RECORDS TO PROCESS.
+ + + + +
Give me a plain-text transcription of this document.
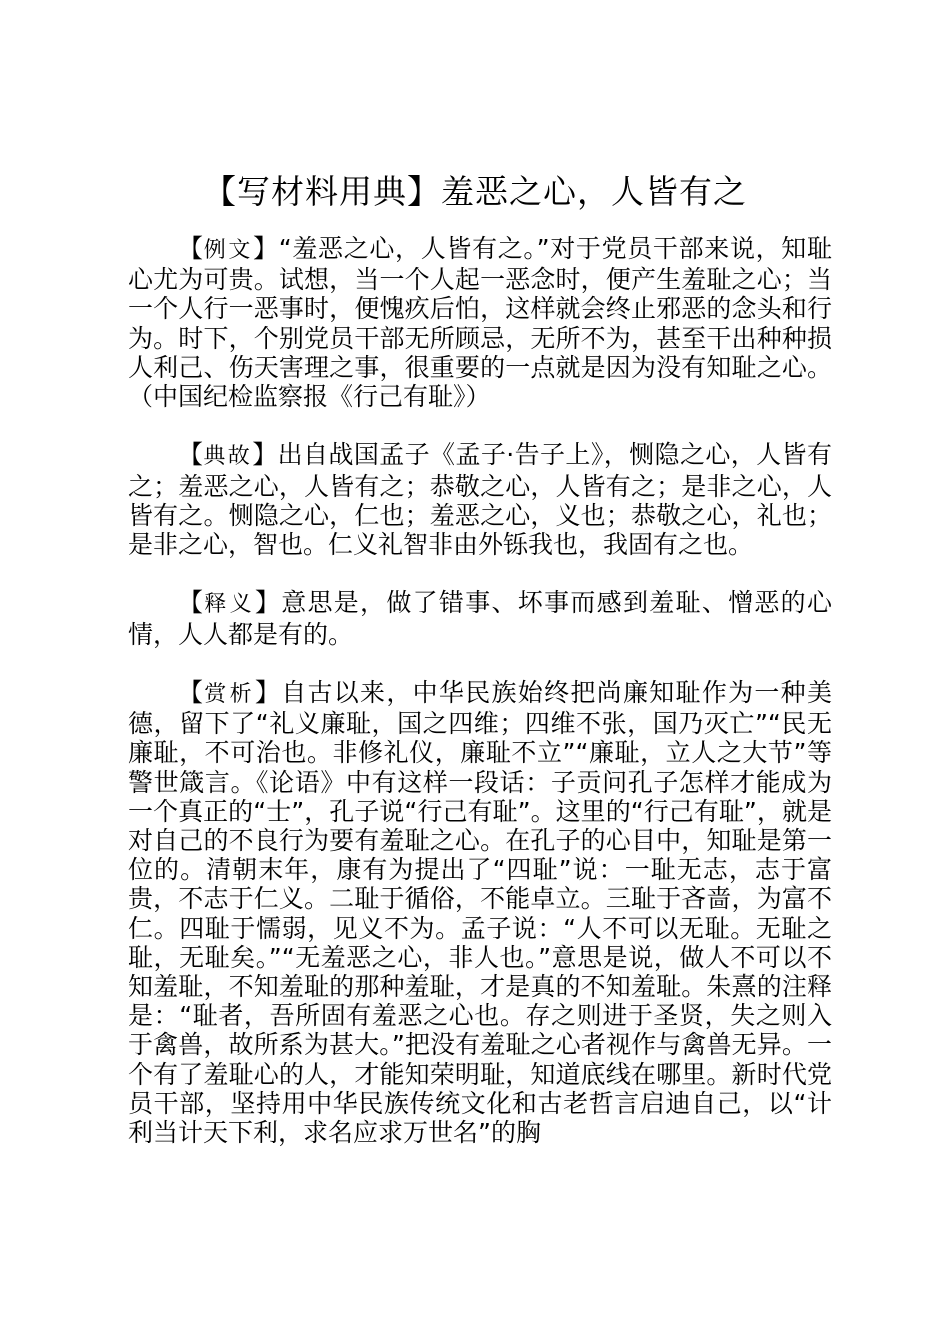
【写材料用典】羞恶之心，人皆有之

【例文】“羞恶之心，人皆有之。”对于党员干部来说，知耻心尤为可贵。试想，当一个人起一恶念时，便产生羞耻之心；当一个人行一恶事时，便愧疚后怕，这样就会终止邪恶的念头和行为。时下，个别党员干部无所顾忌，无所不为，甚至干出种种损人利己、伤天害理之事，很重要的一点就是因为没有知耻之心。（中国纪检监察报《行己有耻》）

【典故】出自战国孟子《孟子·告子上》，恻隐之心，人皆有之；羞恶之心，人皆有之；恭敬之心，人皆有之；是非之心，人皆有之。恻隐之心，仁也；羞恶之心，义也；恭敬之心，礼也；是非之心，智也。仁义礼智非由外铄我也，我固有之也。

【释义】意思是，做了错事、坏事而感到羞耻、憎恶的心情，人人都是有的。

【赏析】自古以来，中华民族始终把尚廉知耻作为一种美德，留下了“礼义廉耻，国之四维；四维不张，国乃灭亡”“民无廉耻，不可治也。非修礼仪，廉耻不立”“廉耻，立人之大节”等警世箴言。《论语》中有这样一段话：子贡问孔子怎样才能成为一个真正的“士”，孔子说“行己有耻”。这里的“行己有耻”，就是对自己的不良行为要有羞耻之心。在孔子的心目中，知耻是第一位的。清朝末年，康有为提出了“四耻”说：一耻无志，志于富贵，不志于仁义。二耻于循俗，不能卓立。三耻于吝啬，为富不仁。四耻于懦弱，见义不为。孟子说：“人不可以无耻。无耻之耻，无耻矣。”“无羞恶之心，非人也。”意思是说，做人不可以不知羞耻，不知羞耻的那种羞耻，才是真的不知羞耻。朱熹的注释是：“耻者，吾所固有羞恶之心也。存之则进于圣贤，失之则入于禽兽，故所系为甚大。”把没有羞耻之心者视作与禽兽无异。一个有了羞耻心的人，才能知荣明耻，知道底线在哪里。新时代党员干部，坚持用中华民族传统文化和古老哲言启迪自己，以“计利当计天下利，求名应求万世名”的胸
+ + + + +
YOUR OBJECTIVE.
Find each line with the string "人皆有之" and copy it out.

COMPLETE RESPONSE.
【写材料用典】羞恶之心，人皆有之
【例文】“羞恶之心，人皆有之。”对于党员干部来说，知耻心尤为可贵。试想，当一个人起一恶念时，便产生羞耻之心；当一个人行一恶事时，便愧疚后怕，这样就会终止邪恶的念头和行为。时下，个别党员干部无所顾忌，无所不为，甚至干出种种损人利己、伤天害理之事，很重要的一点就是因为没有知耻之心。（中国纪检监察报《行己有耻》）
【典故】出自战国孟子《孟子·告子上》，恻隐之心，人皆有之；羞恶之心，人皆有之；恭敬之心，人皆有之；是非之心，人皆有之。恻隐之心，仁也；羞恶之心，义也；恭敬之心，礼也；是非之心，智也。仁义礼智非由外铄我也，我固有之也。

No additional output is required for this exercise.